> Goal: Repeat the records below exactly, leaving out every picture.

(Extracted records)
----------------------------------------
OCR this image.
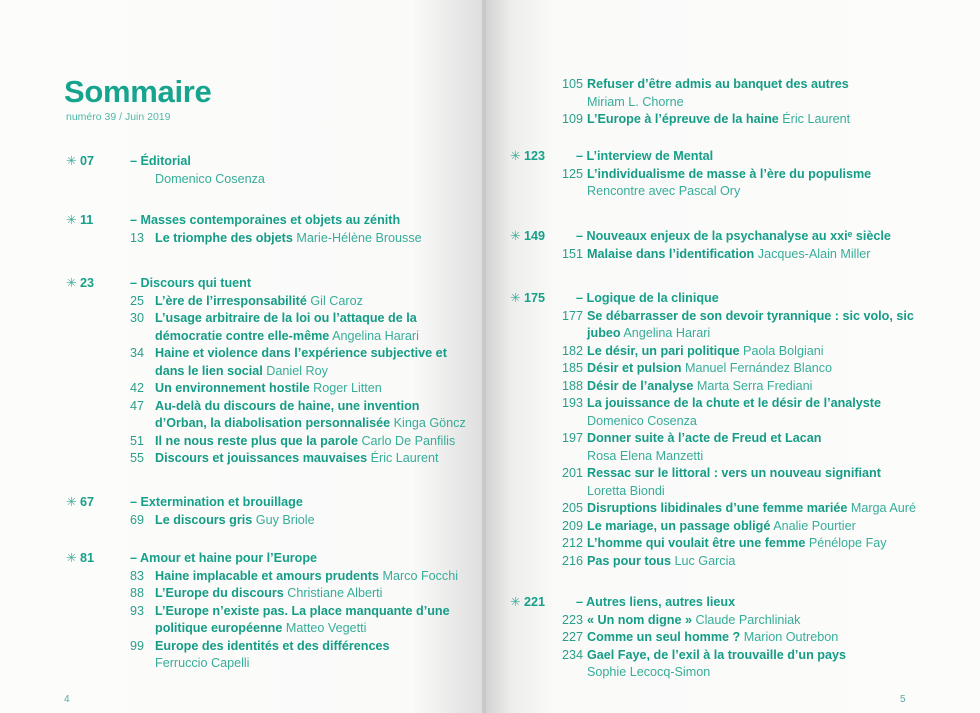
Sommaire
numéro 39 / Juin 2019
4
✳ 07	– Éditorial
Domenico Cosenza
✳ 11	– Masses contemporaines et objets au zénith
13 Le triomphe des objets Marie-Hélène Brousse
✳ 23	– Discours qui tuent
25 L’ère de l’irresponsabilité Gil Caroz
30 L’usage arbitraire de la loi ou l’attaque de la
démocratie contre elle-même Angelina Harari
34 Haine et violence dans l’expérience subjective et
dans le lien social Daniel Roy
42 Un environnement hostile Roger Litten
47 Au-delà du discours de haine, une invention
d’Orban, la diabolisation personnalisée Kinga Göncz
51 Il ne nous reste plus que la parole Carlo De Panfilis
55 Discours et jouissances mauvaises Éric Laurent
✳ 67	– Extermination et brouillage
69 Le discours gris Guy Briole
✳ 81	– Amour et haine pour l’Europe
83 Haine implacable et amours prudents Marco Focchi
88 L’Europe du discours Christiane Alberti
93 L’Europe n’existe pas. La place manquante d’une
politique européenne Matteo Vegetti
99 Europe des identités et des différences
Ferruccio Capelli
5
105 Refuser d’être admis au banquet des autres
Miriam L. Chorne
109 L’Europe à l’épreuve de la haine Éric Laurent
✳ 123	– L’interview de Mental
125 L’individualisme de masse à l’ère du populisme
Rencontre avec Pascal Ory
✳ 149	– Nouveaux enjeux de la psychanalyse au xxiᵉ siècle
151 Malaise dans l’identification Jacques-Alain Miller
✳ 175	– Logique de la clinique
177 Se débarrasser de son devoir tyrannique : sic volo, sic
jubeo Angelina Harari
182 Le désir, un pari politique Paola Bolgiani
185 Désir et pulsion Manuel Fernández Blanco
188 Désir de l’analyse Marta Serra Frediani
193 La jouissance de la chute et le désir de l’analyste
Domenico Cosenza
197 Donner suite à l’acte de Freud et Lacan
Rosa Elena Manzetti
201 Ressac sur le littoral : vers un nouveau signifiant
Loretta Biondi
205 Disruptions libidinales d’une femme mariée Marga Auré
209 Le mariage, un passage obligé Analie Pourtier
212 L’homme qui voulait être une femme Pénélope Fay
216 Pas pour tous Luc Garcia
✳ 221	– Autres liens, autres lieux
223 « Un nom digne » Claude Parchliniak
227 Comme un seul homme ? Marion Outrebon
234 Gael Faye, de l’exil à la trouvaille d’un pays
Sophie Lecocq-Simon
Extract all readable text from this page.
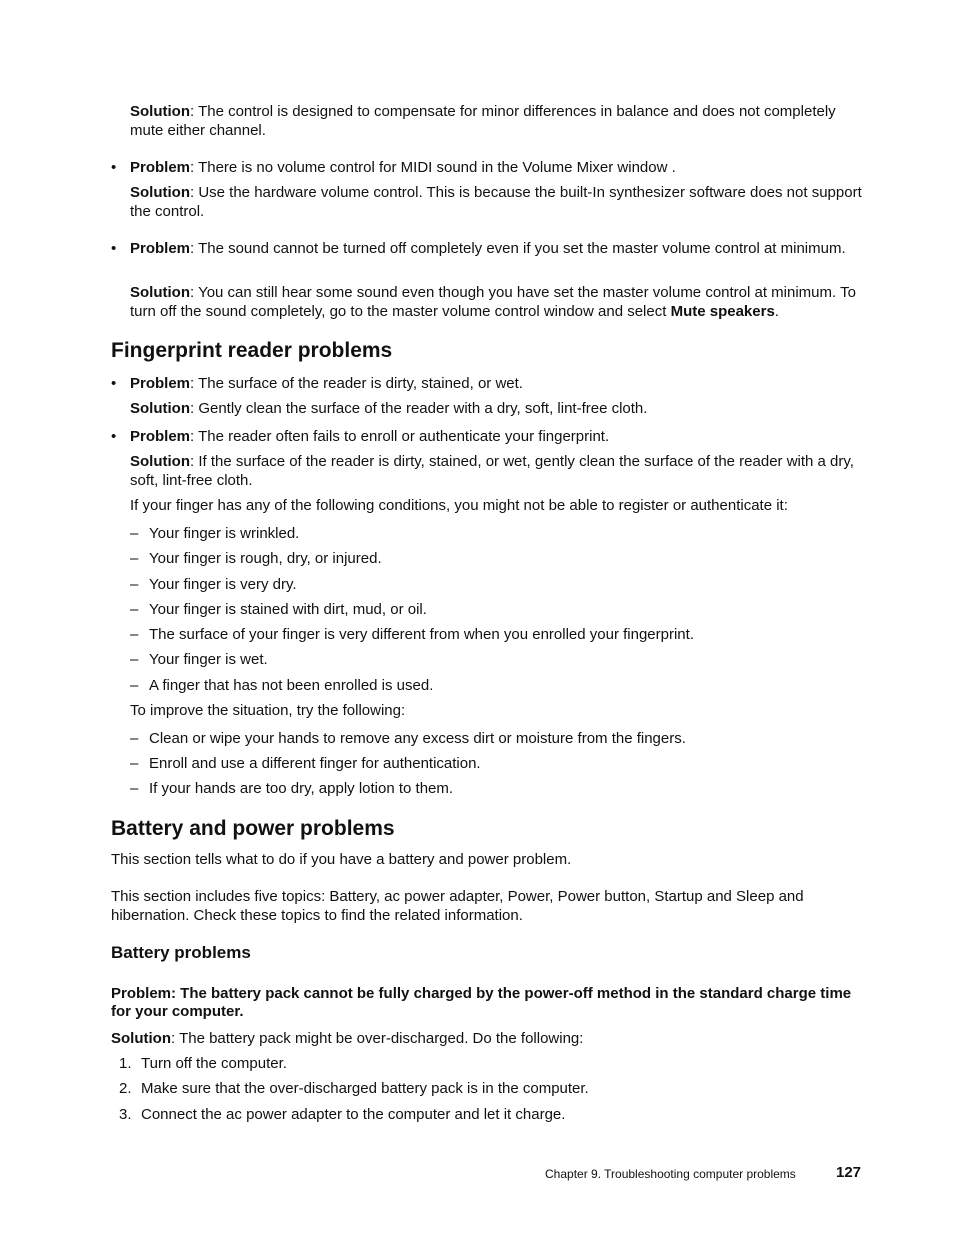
Solution: The control is designed to compensate for minor differences in balance and does not completely mute either channel.
• Problem: There is no volume control for MIDI sound in the Volume Mixer window .
Solution: Use the hardware volume control. This is because the built-In synthesizer software does not support the control.
• Problem: The sound cannot be turned off completely even if you set the master volume control at minimum.
Solution: You can still hear some sound even though you have set the master volume control at minimum. To turn off the sound completely, go to the master volume control window and select Mute speakers.
Fingerprint reader problems
• Problem: The surface of the reader is dirty, stained, or wet.
Solution: Gently clean the surface of the reader with a dry, soft, lint-free cloth.
• Problem: The reader often fails to enroll or authenticate your fingerprint.
Solution: If the surface of the reader is dirty, stained, or wet, gently clean the surface of the reader with a dry, soft, lint-free cloth.
If your finger has any of the following conditions, you might not be able to register or authenticate it:
– Your finger is wrinkled.
– Your finger is rough, dry, or injured.
– Your finger is very dry.
– Your finger is stained with dirt, mud, or oil.
– The surface of your finger is very different from when you enrolled your fingerprint.
– Your finger is wet.
– A finger that has not been enrolled is used.
To improve the situation, try the following:
– Clean or wipe your hands to remove any excess dirt or moisture from the fingers.
– Enroll and use a different finger for authentication.
– If your hands are too dry, apply lotion to them.
Battery and power problems
This section tells what to do if you have a battery and power problem.
This section includes five topics: Battery, ac power adapter, Power, Power button, Startup and Sleep and hibernation. Check these topics to find the related information.
Battery problems
Problem: The battery pack cannot be fully charged by the power-off method in the standard charge time for your computer.
Solution: The battery pack might be over-discharged. Do the following:
1. Turn off the computer.
2. Make sure that the over-discharged battery pack is in the computer.
3. Connect the ac power adapter to the computer and let it charge.
Chapter 9. Troubleshooting computer problems	127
----------------------------------------
> Answer:
OCR this image.
Sommaire
numéro 39 / Juin 2019
4
✳ 07	– Éditorial
Domenico Cosenza
✳ 11	– Masses contemporaines et objets au zénith
13 Le triomphe des objets Marie-Hélène Brousse
✳ 23	– Discours qui tuent
25 L’ère de l’irresponsabilité Gil Caroz
30 L’usage arbitraire de la loi ou l’attaque de la
démocratie contre elle-même Angelina Harari
34 Haine et violence dans l’expérience subjective et
dans le lien social Daniel Roy
42 Un environnement hostile Roger Litten
47 Au-delà du discours de haine, une invention
d’Orban, la diabolisation personnalisée Kinga Göncz
51 Il ne nous reste plus que la parole Carlo De Panfilis
55 Discours et jouissances mauvaises Éric Laurent
✳ 67	– Extermination et brouillage
69 Le discours gris Guy Briole
✳ 81	– Amour et haine pour l’Europe
83 Haine implacable et amours prudents Marco Focchi
88 L’Europe du discours Christiane Alberti
93 L’Europe n’existe pas. La place manquante d’une
politique européenne Matteo Vegetti
99 Europe des identités et des différences
Ferruccio Capelli
5
105 Refuser d’être admis au banquet des autres
Miriam L. Chorne
109 L’Europe à l’épreuve de la haine Éric Laurent
✳ 123	– L’interview de Mental
125 L’individualisme de masse à l’ère du populisme
Rencontre avec Pascal Ory
✳ 149	– Nouveaux enjeux de la psychanalyse au xxiᵉ siècle
151 Malaise dans l’identification Jacques-Alain Miller
✳ 175	– Logique de la clinique
177 Se débarrasser de son devoir tyrannique : sic volo, sic
jubeo Angelina Harari
182 Le désir, un pari politique Paola Bolgiani
185 Désir et pulsion Manuel Fernández Blanco
188 Désir de l’analyse Marta Serra Frediani
193 La jouissance de la chute et le désir de l’analyste
Domenico Cosenza
197 Donner suite à l’acte de Freud et Lacan
Rosa Elena Manzetti
201 Ressac sur le littoral : vers un nouveau signifiant
Loretta Biondi
205 Disruptions libidinales d’une femme mariée Marga Auré
209 Le mariage, un passage obligé Analie Pourtier
212 L’homme qui voulait être une femme Pénélope Fay
216 Pas pour tous Luc Garcia
✳ 221	– Autres liens, autres lieux
223 « Un nom digne » Claude Parchliniak
227 Comme un seul homme ? Marion Outrebon
234 Gael Faye, de l’exil à la trouvaille d’un pays
Sophie Lecocq-Simon
Extract all readable text from this page.
Solution: The control is designed to compensate for minor differences in balance and does not completely mute either channel.
• Problem: There is no volume control for MIDI sound in the Volume Mixer window .
Solution: Use the hardware volume control. This is because the built-In synthesizer software does not support the control.
• Problem: The sound cannot be turned off completely even if you set the master volume control at minimum.
Solution: You can still hear some sound even though you have set the master volume control at minimum. To turn off the sound completely, go to the master volume control window and select Mute speakers.
Fingerprint reader problems
• Problem: The surface of the reader is dirty, stained, or wet.
Solution: Gently clean the surface of the reader with a dry, soft, lint-free cloth.
• Problem: The reader often fails to enroll or authenticate your fingerprint.
Solution: If the surface of the reader is dirty, stained, or wet, gently clean the surface of the reader with a dry, soft, lint-free cloth.
If your finger has any of the following conditions, you might not be able to register or authenticate it:
– Your finger is wrinkled.
– Your finger is rough, dry, or injured.
– Your finger is very dry.
– Your finger is stained with dirt, mud, or oil.
– The surface of your finger is very different from when you enrolled your fingerprint.
– Your finger is wet.
– A finger that has not been enrolled is used.
To improve the situation, try the following:
– Clean or wipe your hands to remove any excess dirt or moisture from the fingers.
– Enroll and use a different finger for authentication.
– If your hands are too dry, apply lotion to them.
Battery and power problems
This section tells what to do if you have a battery and power problem.
This section includes five topics: Battery, ac power adapter, Power, Power button, Startup and Sleep and hibernation. Check these topics to find the related information.
Battery problems
Problem: The battery pack cannot be fully charged by the power-off method in the standard charge time for your computer.
Solution: The battery pack might be over-discharged. Do the following:
1. Turn off the computer.
2. Make sure that the over-discharged battery pack is in the computer.
3. Connect the ac power adapter to the computer and let it charge.
Chapter 9. Troubleshooting computer problems	127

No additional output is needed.